[START]
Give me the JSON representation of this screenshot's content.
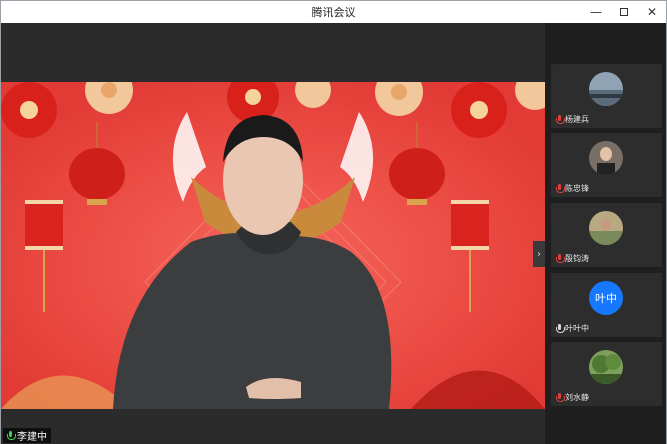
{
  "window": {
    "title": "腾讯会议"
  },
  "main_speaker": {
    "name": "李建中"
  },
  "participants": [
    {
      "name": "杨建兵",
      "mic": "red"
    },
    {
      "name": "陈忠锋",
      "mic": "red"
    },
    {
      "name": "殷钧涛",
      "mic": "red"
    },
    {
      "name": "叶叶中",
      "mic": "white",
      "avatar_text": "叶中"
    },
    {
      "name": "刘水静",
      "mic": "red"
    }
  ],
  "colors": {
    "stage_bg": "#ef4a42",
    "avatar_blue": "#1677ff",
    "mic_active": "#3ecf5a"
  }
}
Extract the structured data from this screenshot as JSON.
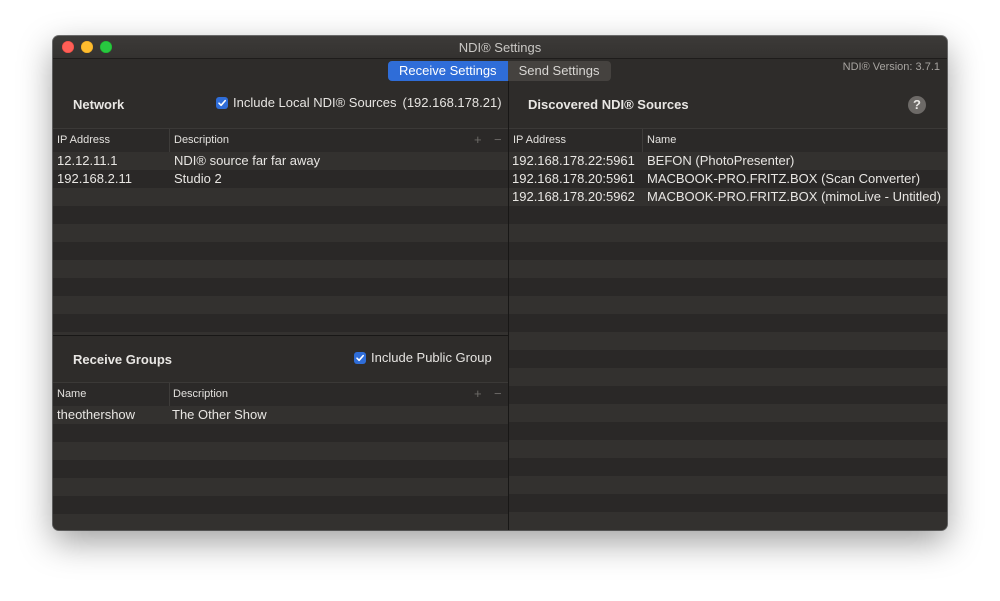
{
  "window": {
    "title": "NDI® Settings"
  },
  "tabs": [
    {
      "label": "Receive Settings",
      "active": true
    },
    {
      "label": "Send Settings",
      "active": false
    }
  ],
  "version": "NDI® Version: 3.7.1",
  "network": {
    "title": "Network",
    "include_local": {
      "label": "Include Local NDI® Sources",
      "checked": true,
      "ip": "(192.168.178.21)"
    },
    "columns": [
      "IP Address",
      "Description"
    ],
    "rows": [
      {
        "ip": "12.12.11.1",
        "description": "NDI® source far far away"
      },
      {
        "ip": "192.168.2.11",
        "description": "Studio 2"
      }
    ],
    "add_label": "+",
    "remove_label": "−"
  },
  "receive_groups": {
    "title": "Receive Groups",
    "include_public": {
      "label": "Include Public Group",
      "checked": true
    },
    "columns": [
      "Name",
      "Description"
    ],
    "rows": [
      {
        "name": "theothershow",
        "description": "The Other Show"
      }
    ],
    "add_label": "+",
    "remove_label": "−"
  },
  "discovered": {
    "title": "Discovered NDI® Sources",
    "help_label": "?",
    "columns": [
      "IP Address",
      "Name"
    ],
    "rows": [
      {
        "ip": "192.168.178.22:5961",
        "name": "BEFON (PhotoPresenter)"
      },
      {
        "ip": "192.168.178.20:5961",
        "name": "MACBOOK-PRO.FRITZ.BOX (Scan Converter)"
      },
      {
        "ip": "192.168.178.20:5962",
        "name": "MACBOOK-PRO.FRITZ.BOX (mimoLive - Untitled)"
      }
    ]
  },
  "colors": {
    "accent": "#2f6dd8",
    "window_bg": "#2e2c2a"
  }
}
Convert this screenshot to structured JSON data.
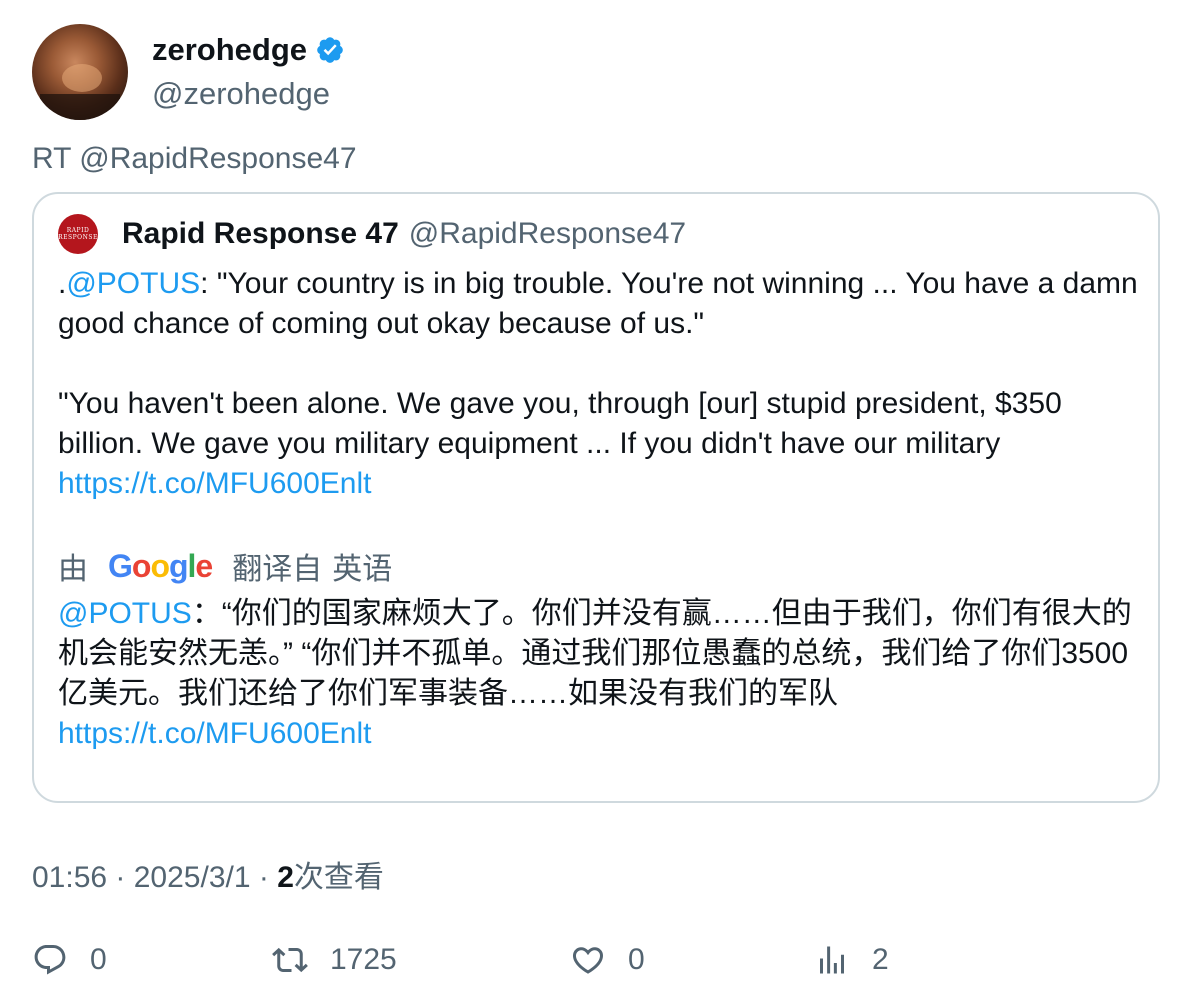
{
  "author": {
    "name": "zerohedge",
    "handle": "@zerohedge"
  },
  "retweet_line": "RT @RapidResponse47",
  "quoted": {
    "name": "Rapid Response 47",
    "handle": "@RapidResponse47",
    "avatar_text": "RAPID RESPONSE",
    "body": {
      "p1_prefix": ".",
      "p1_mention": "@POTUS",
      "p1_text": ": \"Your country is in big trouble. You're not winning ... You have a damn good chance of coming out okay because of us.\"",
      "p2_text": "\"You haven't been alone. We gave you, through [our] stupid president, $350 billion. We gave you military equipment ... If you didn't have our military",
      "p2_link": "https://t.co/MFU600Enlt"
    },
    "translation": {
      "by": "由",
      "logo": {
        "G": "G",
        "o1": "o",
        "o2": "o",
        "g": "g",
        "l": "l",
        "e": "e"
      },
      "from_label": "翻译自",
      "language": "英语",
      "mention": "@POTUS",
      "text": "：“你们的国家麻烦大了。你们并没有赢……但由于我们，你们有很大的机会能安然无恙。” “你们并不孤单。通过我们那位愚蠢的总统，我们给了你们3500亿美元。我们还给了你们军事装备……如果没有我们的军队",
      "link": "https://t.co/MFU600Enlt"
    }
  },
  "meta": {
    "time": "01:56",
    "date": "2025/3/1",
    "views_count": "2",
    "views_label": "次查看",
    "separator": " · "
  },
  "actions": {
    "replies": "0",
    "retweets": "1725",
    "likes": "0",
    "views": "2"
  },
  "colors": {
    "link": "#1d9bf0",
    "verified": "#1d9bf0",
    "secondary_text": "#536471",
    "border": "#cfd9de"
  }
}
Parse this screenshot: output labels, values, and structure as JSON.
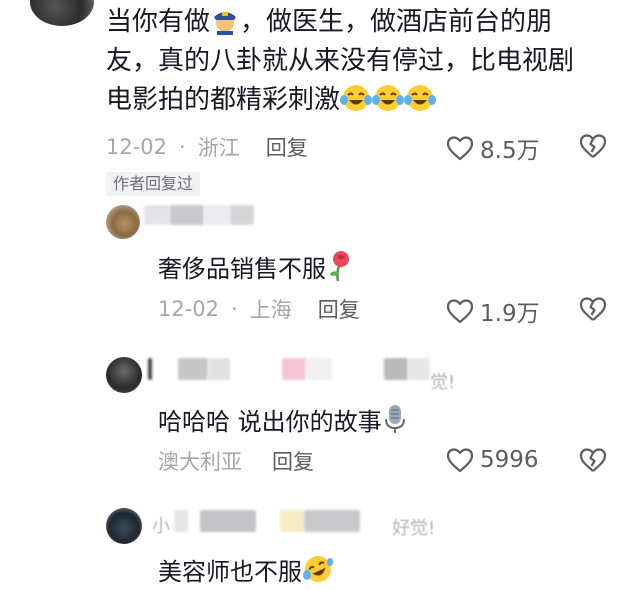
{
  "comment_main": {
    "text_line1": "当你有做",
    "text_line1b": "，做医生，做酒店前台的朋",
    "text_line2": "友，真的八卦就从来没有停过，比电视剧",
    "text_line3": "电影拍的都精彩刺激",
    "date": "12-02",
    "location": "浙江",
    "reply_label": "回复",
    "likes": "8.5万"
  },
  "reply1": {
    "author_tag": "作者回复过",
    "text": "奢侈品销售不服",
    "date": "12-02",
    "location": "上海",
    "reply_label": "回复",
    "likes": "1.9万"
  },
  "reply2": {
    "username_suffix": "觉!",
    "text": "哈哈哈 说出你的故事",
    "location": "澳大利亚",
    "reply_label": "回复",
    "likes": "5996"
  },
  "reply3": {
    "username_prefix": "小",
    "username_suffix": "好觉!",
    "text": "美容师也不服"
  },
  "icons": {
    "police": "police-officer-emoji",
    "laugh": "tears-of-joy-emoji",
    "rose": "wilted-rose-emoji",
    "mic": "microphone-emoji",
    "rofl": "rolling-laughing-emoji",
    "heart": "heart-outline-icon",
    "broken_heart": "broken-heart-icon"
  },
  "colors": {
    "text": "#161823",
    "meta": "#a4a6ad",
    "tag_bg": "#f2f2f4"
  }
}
[END]
[START]
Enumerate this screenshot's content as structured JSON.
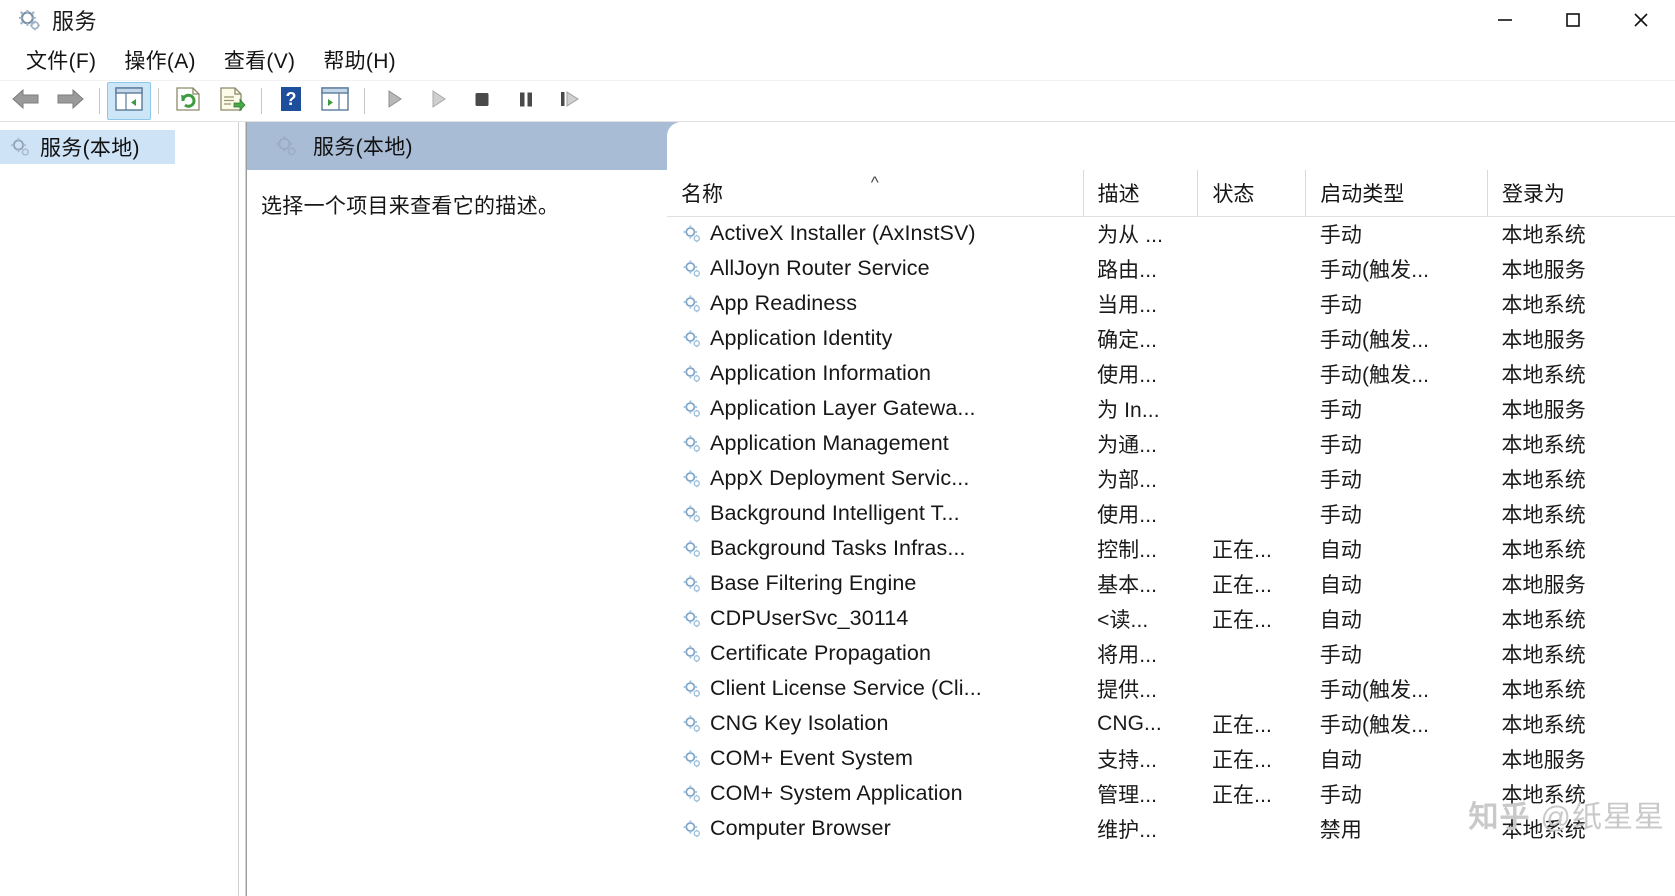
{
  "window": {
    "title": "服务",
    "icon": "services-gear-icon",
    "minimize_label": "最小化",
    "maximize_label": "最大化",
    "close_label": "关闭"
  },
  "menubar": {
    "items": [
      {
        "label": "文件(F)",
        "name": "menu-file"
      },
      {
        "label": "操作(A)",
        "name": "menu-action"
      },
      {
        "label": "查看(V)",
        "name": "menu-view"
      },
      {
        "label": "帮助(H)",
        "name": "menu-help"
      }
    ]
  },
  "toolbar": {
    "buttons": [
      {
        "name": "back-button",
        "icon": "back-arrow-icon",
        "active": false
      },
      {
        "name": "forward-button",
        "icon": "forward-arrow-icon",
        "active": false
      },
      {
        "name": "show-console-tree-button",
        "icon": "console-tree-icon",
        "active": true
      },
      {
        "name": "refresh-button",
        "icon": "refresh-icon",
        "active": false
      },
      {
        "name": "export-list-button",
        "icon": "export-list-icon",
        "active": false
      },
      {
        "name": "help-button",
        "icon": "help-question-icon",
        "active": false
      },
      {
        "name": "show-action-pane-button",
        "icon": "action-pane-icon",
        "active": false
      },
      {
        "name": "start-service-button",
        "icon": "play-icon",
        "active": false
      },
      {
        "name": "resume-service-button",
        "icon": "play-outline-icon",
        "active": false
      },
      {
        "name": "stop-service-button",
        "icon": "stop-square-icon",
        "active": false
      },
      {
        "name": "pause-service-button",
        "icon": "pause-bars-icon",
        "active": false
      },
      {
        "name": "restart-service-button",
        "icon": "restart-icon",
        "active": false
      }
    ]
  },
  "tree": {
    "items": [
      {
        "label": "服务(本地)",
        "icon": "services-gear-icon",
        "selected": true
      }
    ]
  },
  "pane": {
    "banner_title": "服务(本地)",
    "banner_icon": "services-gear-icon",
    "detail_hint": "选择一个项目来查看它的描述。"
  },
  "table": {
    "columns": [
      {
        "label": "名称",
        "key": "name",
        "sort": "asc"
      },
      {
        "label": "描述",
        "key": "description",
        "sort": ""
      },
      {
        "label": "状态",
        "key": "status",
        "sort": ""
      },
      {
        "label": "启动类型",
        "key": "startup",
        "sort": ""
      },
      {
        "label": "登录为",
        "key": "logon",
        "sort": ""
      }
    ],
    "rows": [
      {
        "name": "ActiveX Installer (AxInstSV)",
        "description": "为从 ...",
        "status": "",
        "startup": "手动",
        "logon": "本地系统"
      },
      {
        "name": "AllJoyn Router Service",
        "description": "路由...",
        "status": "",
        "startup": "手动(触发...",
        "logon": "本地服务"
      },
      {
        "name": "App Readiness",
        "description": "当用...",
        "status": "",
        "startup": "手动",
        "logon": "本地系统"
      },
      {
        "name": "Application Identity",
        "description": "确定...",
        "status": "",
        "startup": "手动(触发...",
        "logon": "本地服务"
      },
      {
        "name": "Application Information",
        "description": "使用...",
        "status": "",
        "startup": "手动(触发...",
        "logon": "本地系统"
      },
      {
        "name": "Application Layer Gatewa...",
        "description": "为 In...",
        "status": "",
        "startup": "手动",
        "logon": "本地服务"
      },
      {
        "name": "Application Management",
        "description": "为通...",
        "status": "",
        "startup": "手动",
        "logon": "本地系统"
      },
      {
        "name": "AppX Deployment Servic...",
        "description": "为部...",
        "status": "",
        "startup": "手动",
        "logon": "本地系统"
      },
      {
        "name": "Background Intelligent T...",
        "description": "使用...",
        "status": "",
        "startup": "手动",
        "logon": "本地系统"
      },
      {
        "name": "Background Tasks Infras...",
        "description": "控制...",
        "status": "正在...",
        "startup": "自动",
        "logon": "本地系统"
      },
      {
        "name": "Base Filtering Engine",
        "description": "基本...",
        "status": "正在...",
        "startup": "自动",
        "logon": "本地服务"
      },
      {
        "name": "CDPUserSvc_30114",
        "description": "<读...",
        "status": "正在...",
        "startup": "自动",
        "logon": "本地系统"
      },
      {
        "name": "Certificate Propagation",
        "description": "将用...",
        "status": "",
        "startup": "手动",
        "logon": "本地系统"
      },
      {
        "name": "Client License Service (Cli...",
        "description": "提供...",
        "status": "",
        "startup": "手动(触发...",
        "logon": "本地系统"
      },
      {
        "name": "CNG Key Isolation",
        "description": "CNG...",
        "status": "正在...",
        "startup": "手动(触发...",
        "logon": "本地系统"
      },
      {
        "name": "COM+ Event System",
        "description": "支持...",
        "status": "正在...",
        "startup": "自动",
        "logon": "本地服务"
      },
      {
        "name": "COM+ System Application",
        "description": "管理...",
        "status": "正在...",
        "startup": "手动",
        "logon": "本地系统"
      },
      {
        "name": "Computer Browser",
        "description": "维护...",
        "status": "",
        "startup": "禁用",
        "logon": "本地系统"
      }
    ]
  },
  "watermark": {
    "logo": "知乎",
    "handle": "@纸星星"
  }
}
[END]
# What you should do:
Return only the number of lines in the data above that include the word "have".

# Final result:
2